__Exercise requirements__.
Examine each line of the data. Copy those that contain the string "screenshot".

(Figure contents as structured data)
--- begin ---

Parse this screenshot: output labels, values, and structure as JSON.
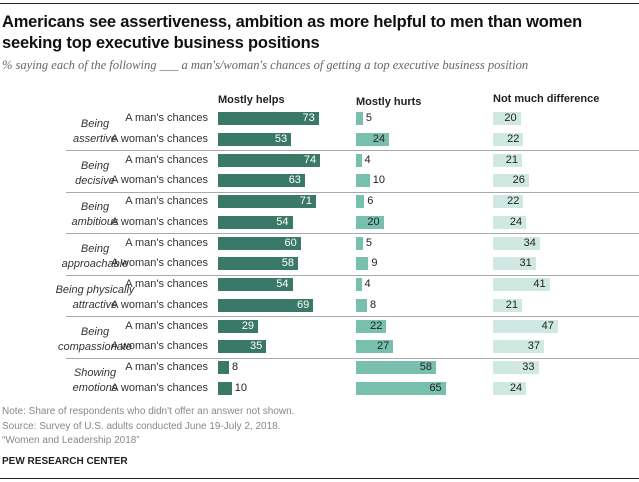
{
  "chart_data": {
    "type": "bar",
    "title": "Americans see assertiveness, ambition as more helpful to men than women seeking top executive business positions",
    "subtitle": "% saying each of the following ___ a man's/woman's chances of getting a top executive business position",
    "columns": [
      "Mostly helps",
      "Mostly hurts",
      "Not much difference"
    ],
    "colors": [
      "#3a7867",
      "#78bfae",
      "#cfe8e2"
    ],
    "groups": [
      {
        "label": [
          "Being",
          "assertive"
        ],
        "rows": [
          {
            "label": "A man's chances",
            "values": [
              73,
              5,
              20
            ]
          },
          {
            "label": "A woman's chances",
            "values": [
              53,
              24,
              22
            ]
          }
        ]
      },
      {
        "label": [
          "Being",
          "decisive"
        ],
        "rows": [
          {
            "label": "A man's chances",
            "values": [
              74,
              4,
              21
            ]
          },
          {
            "label": "A woman's chances",
            "values": [
              63,
              10,
              26
            ]
          }
        ]
      },
      {
        "label": [
          "Being",
          "ambitious"
        ],
        "rows": [
          {
            "label": "A man's chances",
            "values": [
              71,
              6,
              22
            ]
          },
          {
            "label": "A woman's chances",
            "values": [
              54,
              20,
              24
            ]
          }
        ]
      },
      {
        "label": [
          "Being",
          "approachable"
        ],
        "rows": [
          {
            "label": "A man's chances",
            "values": [
              60,
              5,
              34
            ]
          },
          {
            "label": "A woman's chances",
            "values": [
              58,
              9,
              31
            ]
          }
        ]
      },
      {
        "label": [
          "Being physically",
          "attractive"
        ],
        "rows": [
          {
            "label": "A man's chances",
            "values": [
              54,
              4,
              41
            ]
          },
          {
            "label": "A woman's chances",
            "values": [
              69,
              8,
              21
            ]
          }
        ]
      },
      {
        "label": [
          "Being",
          "compassionate"
        ],
        "rows": [
          {
            "label": "A man's chances",
            "values": [
              29,
              22,
              47
            ]
          },
          {
            "label": "A woman's chances",
            "values": [
              35,
              27,
              37
            ]
          }
        ]
      },
      {
        "label": [
          "Showing",
          "emotions"
        ],
        "rows": [
          {
            "label": "A man's chances",
            "values": [
              8,
              58,
              33
            ]
          },
          {
            "label": "A woman's chances",
            "values": [
              10,
              65,
              24
            ]
          }
        ]
      }
    ]
  },
  "notes": [
    "Note: Share of respondents who didn't offer an answer not shown.",
    "Source: Survey of U.S. adults conducted June 19-July 2, 2018.",
    "“Women and Leadership 2018”"
  ],
  "brand": "PEW RESEARCH CENTER"
}
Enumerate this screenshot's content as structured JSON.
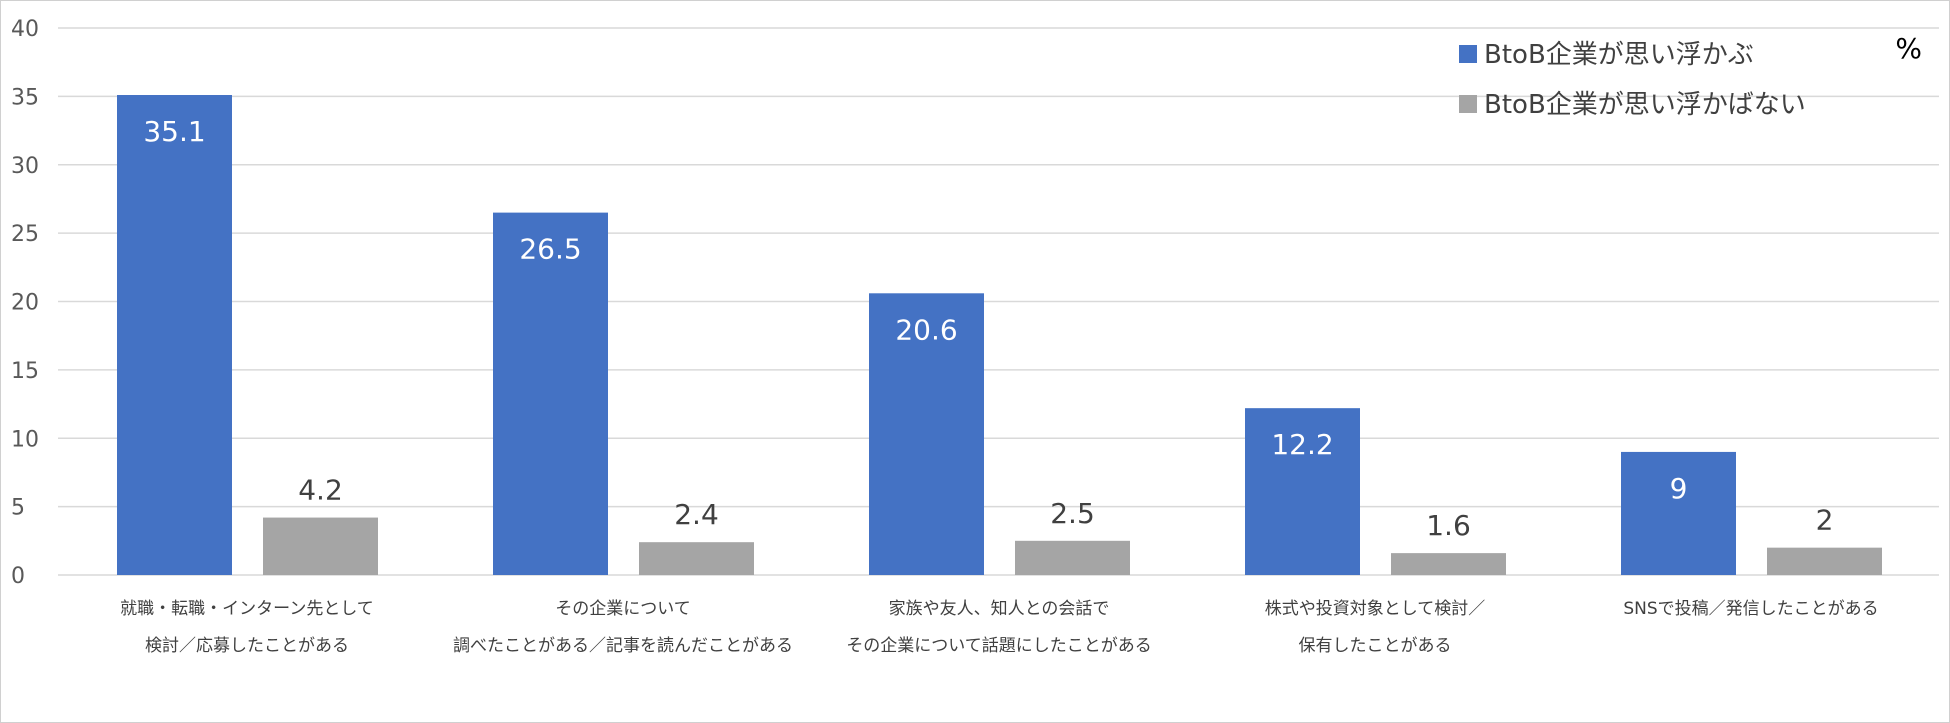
{
  "chart_data": {
    "type": "bar",
    "categories": [
      [
        "就職・転職・インターン先として",
        "検討／応募したことがある"
      ],
      [
        "その企業について",
        "調べたことがある／記事を読んだことがある"
      ],
      [
        "家族や友人、知人との会話で",
        "その企業について話題にしたことがある"
      ],
      [
        "株式や投資対象として検討／",
        "保有したことがある"
      ],
      [
        "SNSで投稿／発信したことがある"
      ]
    ],
    "series": [
      {
        "name": "BtoB企業が思い浮かぶ",
        "values": [
          35.1,
          26.5,
          20.6,
          12.2,
          9
        ],
        "color": "#4472C4",
        "value_label_color": "#ffffff"
      },
      {
        "name": "BtoB企業が思い浮かばない",
        "values": [
          4.2,
          2.4,
          2.5,
          1.6,
          2
        ],
        "color": "#A5A5A5",
        "value_label_color": "#404040"
      }
    ],
    "unit": "%",
    "ylim": [
      0,
      40
    ],
    "yticks": [
      0,
      5,
      10,
      15,
      20,
      25,
      30,
      35,
      40
    ],
    "grid": true,
    "legend_position": "top-right",
    "gridline_color": "#d9d9d9"
  }
}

--- end ---

__Result of this task__.
Parse this screenshot: output labels, values, and structure as JSON.
Enumerate this screenshot's content as structured JSON.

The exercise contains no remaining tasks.